Please transcribe every one of the entries below word for word, leaving the pictures out of your answer.
+++ Material shown
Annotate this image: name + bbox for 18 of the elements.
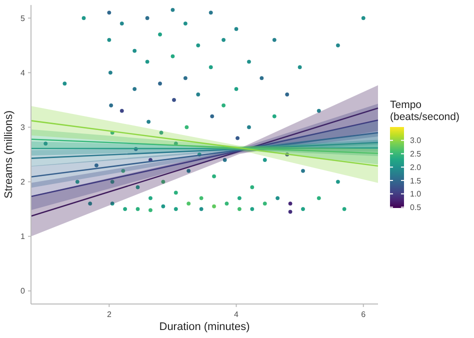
y-tick-label: 2 bbox=[20, 178, 26, 187]
y-tick-label: 4 bbox=[20, 68, 26, 78]
y-tick-label: 3 bbox=[20, 123, 26, 132]
x-tick-label: 4 bbox=[234, 310, 240, 319]
color-bar-label: 2.0 bbox=[410, 162, 422, 172]
color-bar-title: Tempo (beats/second) bbox=[390, 99, 460, 123]
y-tick-label: 0 bbox=[20, 286, 26, 296]
color-bar-label: 0.5 bbox=[410, 203, 422, 212]
y-tick-label: 1 bbox=[20, 232, 26, 242]
color-bar-label: 1.0 bbox=[410, 190, 422, 199]
y-tick-label: 5 bbox=[20, 14, 26, 23]
x-tick-label: 6 bbox=[361, 310, 366, 319]
color-bar-label: 2.5 bbox=[410, 150, 422, 159]
x-axis-title: Duration (minutes) bbox=[159, 321, 250, 333]
color-bar-label: 3.0 bbox=[410, 136, 422, 146]
x-tick-label: 2 bbox=[106, 310, 112, 319]
color-bar-label: 1.5 bbox=[410, 176, 422, 186]
y-axis-title: Streams (millions) bbox=[3, 110, 15, 199]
++++++
Final result
Annotate this image: name + bbox for 18 of the elements.
y-tick-label: 2 bbox=[20, 178, 26, 187]
y-tick-label: 4 bbox=[20, 68, 26, 78]
y-tick-label: 3 bbox=[20, 123, 26, 132]
x-tick-label: 4 bbox=[234, 310, 240, 319]
color-bar-label: 2.0 bbox=[410, 162, 422, 172]
color-bar-title: Tempo (beats/second) bbox=[390, 99, 460, 123]
y-tick-label: 0 bbox=[20, 286, 26, 296]
color-bar-label: 0.5 bbox=[410, 203, 422, 212]
y-tick-label: 1 bbox=[20, 232, 26, 242]
color-bar-label: 1.0 bbox=[410, 190, 422, 199]
y-tick-label: 5 bbox=[20, 14, 26, 23]
x-tick-label: 6 bbox=[361, 310, 366, 319]
color-bar-label: 2.5 bbox=[410, 150, 422, 159]
x-axis-title: Duration (minutes) bbox=[159, 321, 250, 333]
color-bar-label: 3.0 bbox=[410, 136, 422, 146]
x-tick-label: 2 bbox=[106, 310, 112, 319]
color-bar-label: 1.5 bbox=[410, 176, 422, 186]
y-axis-title: Streams (millions) bbox=[3, 110, 15, 199]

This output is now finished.